**TASK OBJECTIVE**: Please find the lines in the entries below that contain the word "xlabel", and copy each one.

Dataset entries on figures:
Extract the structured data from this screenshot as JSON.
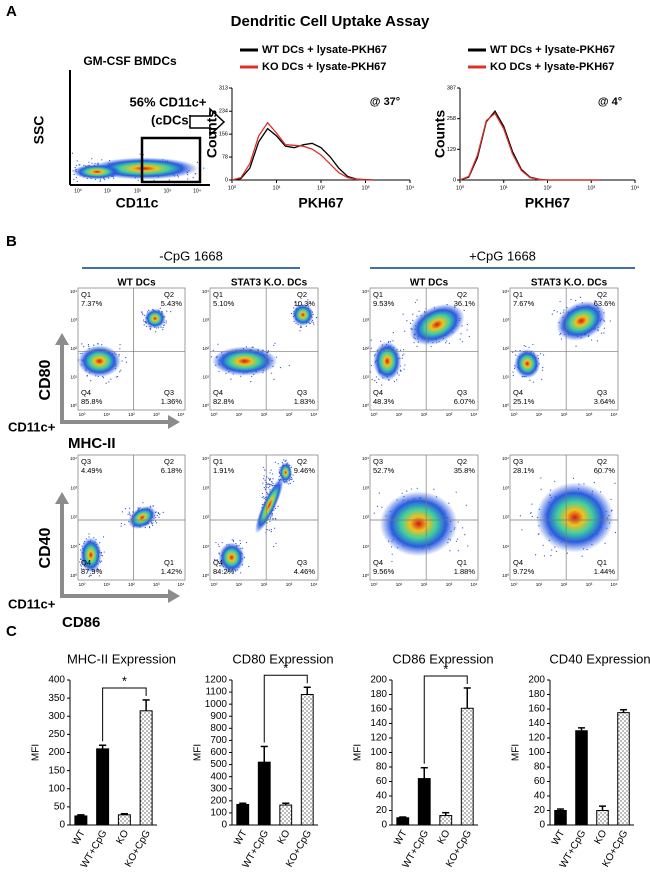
{
  "panel_a": {
    "label": "A",
    "title": "Dendritic Cell Uptake Assay",
    "dotplot": {
      "title": "GM-CSF BMDCs",
      "gate_label": "56% CD11c+",
      "gate_sublabel": "(cDCs)",
      "xlabel": "CD11c",
      "ylabel": "SSC",
      "xticks": [
        {
          "value": 0,
          "label": "10⁰"
        },
        {
          "value": 1,
          "label": "10¹"
        },
        {
          "value": 2,
          "label": "10²"
        },
        {
          "value": 3,
          "label": "10³"
        },
        {
          "value": 4,
          "label": "10⁴"
        }
      ]
    }
  },
  "panel_b": {
    "label": "B",
    "groups": [
      {
        "title": "-CpG 1668",
        "columns": [
          "WT DCs",
          "STAT3  K.O. DCs"
        ]
      },
      {
        "title": "+CpG 1668",
        "columns": [
          "WT DCs",
          "STAT3  K.O. DCs"
        ]
      }
    ],
    "flow_ticks": [
      {
        "value": 0,
        "label": "10⁰"
      },
      {
        "value": 1,
        "label": "10¹"
      },
      {
        "value": 2,
        "label": "10²"
      },
      {
        "value": 3,
        "label": "10³"
      },
      {
        "value": 4,
        "label": "10⁴"
      }
    ],
    "rows": [
      {
        "ylabel": "CD80",
        "gate": "CD11c+",
        "xlabel": "MHC-II",
        "plots": [
          {
            "quadrants": [
              {
                "name": "Q1",
                "value": "7.37%"
              },
              {
                "name": "Q2",
                "value": "5.43%"
              },
              {
                "name": "Q4",
                "value": "85.8%"
              },
              {
                "name": "Q3",
                "value": "1.36%"
              }
            ]
          },
          {
            "quadrants": [
              {
                "name": "Q1",
                "value": "5.10%"
              },
              {
                "name": "Q2",
                "value": "10.3%"
              },
              {
                "name": "Q4",
                "value": "82.8%"
              },
              {
                "name": "Q3",
                "value": "1.83%"
              }
            ]
          },
          {
            "quadrants": [
              {
                "name": "Q1",
                "value": "9.53%"
              },
              {
                "name": "Q2",
                "value": "36.1%"
              },
              {
                "name": "Q4",
                "value": "48.3%"
              },
              {
                "name": "Q3",
                "value": "6.07%"
              }
            ]
          },
          {
            "quadrants": [
              {
                "name": "Q1",
                "value": "7.67%"
              },
              {
                "name": "Q2",
                "value": "63.6%"
              },
              {
                "name": "Q4",
                "value": "25.1%"
              },
              {
                "name": "Q3",
                "value": "3.64%"
              }
            ]
          }
        ]
      },
      {
        "ylabel": "CD40",
        "gate": "CD11c+",
        "xlabel": "CD86",
        "plots": [
          {
            "quadrants": [
              {
                "name": "Q3",
                "value": "4.49%"
              },
              {
                "name": "Q2",
                "value": "6.18%"
              },
              {
                "name": "Q4",
                "value": "87.9%"
              },
              {
                "name": "Q1",
                "value": "1.42%"
              }
            ]
          },
          {
            "quadrants": [
              {
                "name": "Q1",
                "value": "1.91%"
              },
              {
                "name": "Q2",
                "value": "9.46%"
              },
              {
                "name": "Q4",
                "value": "84.2%"
              },
              {
                "name": "Q3",
                "value": "4.46%"
              }
            ]
          },
          {
            "quadrants": [
              {
                "name": "Q3",
                "value": "52.7%"
              },
              {
                "name": "Q2",
                "value": "35.8%"
              },
              {
                "name": "Q4",
                "value": "9.56%"
              },
              {
                "name": "Q1",
                "value": "1.88%"
              }
            ]
          },
          {
            "quadrants": [
              {
                "name": "Q3",
                "value": "28.1%"
              },
              {
                "name": "Q2",
                "value": "60.7%"
              },
              {
                "name": "Q4",
                "value": "9.72%"
              },
              {
                "name": "Q1",
                "value": "1.44%"
              }
            ]
          }
        ]
      }
    ]
  },
  "panel_c": {
    "label": "C",
    "bar_styles": [
      "solid",
      "solid",
      "dotted",
      "dotted"
    ]
  },
  "chart_data": [
    {
      "type": "line",
      "annotation": "@ 37°",
      "ylabel": "Counts",
      "xlabel": "PKH67",
      "x": [
        0,
        0.2,
        0.4,
        0.6,
        0.8,
        1.0,
        1.2,
        1.4,
        1.6,
        1.8,
        2.0,
        2.2,
        2.4,
        2.6,
        2.8,
        3.0,
        3.2
      ],
      "series": [
        {
          "name": "WT DCs + lysate-PKH67",
          "color": "#000000",
          "values": [
            0,
            5,
            40,
            130,
            175,
            150,
            115,
            110,
            120,
            125,
            110,
            80,
            40,
            12,
            3,
            1,
            0
          ]
        },
        {
          "name": "KO DCs  + lysate-PKH67",
          "color": "#e0302a",
          "values": [
            0,
            8,
            55,
            150,
            195,
            160,
            120,
            118,
            115,
            105,
            85,
            55,
            25,
            8,
            2,
            0,
            0
          ]
        }
      ],
      "xlim": [
        0,
        4
      ],
      "xticks": [
        {
          "value": 0,
          "label": "10⁰"
        },
        {
          "value": 1,
          "label": "10¹"
        },
        {
          "value": 2,
          "label": "10²"
        },
        {
          "value": 3,
          "label": "10³"
        },
        {
          "value": 4,
          "label": "10⁴"
        }
      ],
      "ylim": [
        0,
        313
      ],
      "yticks": [
        0,
        78,
        156,
        234,
        313
      ]
    },
    {
      "type": "line",
      "annotation": "@ 4°",
      "ylabel": "Counts",
      "xlabel": "PKH67",
      "x": [
        0,
        0.2,
        0.4,
        0.6,
        0.8,
        1.0,
        1.2,
        1.4,
        1.6,
        1.8,
        2.0,
        2.2,
        2.4,
        2.6,
        2.8,
        3.0,
        3.2
      ],
      "series": [
        {
          "name": "WT DCs + lysate-PKH67",
          "color": "#000000",
          "values": [
            0,
            12,
            95,
            245,
            290,
            225,
            120,
            45,
            12,
            3,
            0,
            0,
            0,
            0,
            0,
            0,
            0
          ]
        },
        {
          "name": "KO  DCs + lysate-PKH67",
          "color": "#e0302a",
          "values": [
            0,
            15,
            105,
            250,
            280,
            215,
            110,
            40,
            10,
            2,
            0,
            0,
            0,
            0,
            0,
            0,
            0
          ]
        }
      ],
      "xlim": [
        0,
        4
      ],
      "xticks": [
        {
          "value": 0,
          "label": "10⁰"
        },
        {
          "value": 1,
          "label": "10¹"
        },
        {
          "value": 2,
          "label": "10²"
        },
        {
          "value": 3,
          "label": "10³"
        },
        {
          "value": 4,
          "label": "10⁴"
        }
      ],
      "ylim": [
        0,
        387
      ],
      "yticks": [
        0,
        129,
        258,
        387
      ]
    },
    {
      "type": "bar",
      "title": "MHC-II Expression",
      "ylabel": "MFI",
      "categories": [
        "WT",
        "WT+CpG",
        "KO",
        "KO+CpG"
      ],
      "values": [
        25,
        210,
        28,
        315
      ],
      "errors": [
        3,
        10,
        3,
        30
      ],
      "color": "#000000",
      "ylim": [
        0,
        400
      ],
      "yticks": [
        0,
        50,
        100,
        150,
        200,
        250,
        300,
        350,
        400
      ],
      "significance": {
        "label": "*",
        "between": [
          1,
          3
        ]
      }
    },
    {
      "type": "bar",
      "title": "CD80 Expression",
      "ylabel": "MFI",
      "categories": [
        "WT",
        "WT+CpG",
        "KO",
        "KO+CpG"
      ],
      "values": [
        170,
        520,
        165,
        1080
      ],
      "errors": [
        10,
        130,
        15,
        60
      ],
      "color": "#000000",
      "ylim": [
        0,
        1200
      ],
      "yticks": [
        0,
        100,
        200,
        300,
        400,
        500,
        600,
        700,
        800,
        900,
        1000,
        1100,
        1200
      ],
      "significance": {
        "label": "*",
        "between": [
          1,
          3
        ]
      }
    },
    {
      "type": "bar",
      "title": "CD86 Expression",
      "ylabel": "MFI",
      "categories": [
        "WT",
        "WT+CpG",
        "KO",
        "KO+CpG"
      ],
      "values": [
        10,
        64,
        13,
        161
      ],
      "errors": [
        1,
        15,
        4,
        28
      ],
      "color": "#000000",
      "ylim": [
        0,
        200
      ],
      "yticks": [
        0,
        20,
        40,
        60,
        80,
        100,
        120,
        140,
        160,
        180,
        200
      ],
      "significance": {
        "label": "*",
        "between": [
          1,
          3
        ]
      }
    },
    {
      "type": "bar",
      "title": "CD40 Expression",
      "ylabel": "MFI",
      "categories": [
        "WT",
        "WT+CpG",
        "KO",
        "KO+CpG"
      ],
      "values": [
        20,
        130,
        20,
        155
      ],
      "errors": [
        2,
        4,
        6,
        4
      ],
      "color": "#000000",
      "ylim": [
        0,
        200
      ],
      "yticks": [
        0,
        20,
        40,
        60,
        80,
        100,
        120,
        140,
        160,
        180,
        200
      ]
    }
  ]
}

**EXERCISE ANSWER**:
      "xlabel": "CD11c",
        "xlabel": "MHC-II",
        "xlabel": "CD86",
      "xlabel": "PKH67",
      "xlabel": "PKH67",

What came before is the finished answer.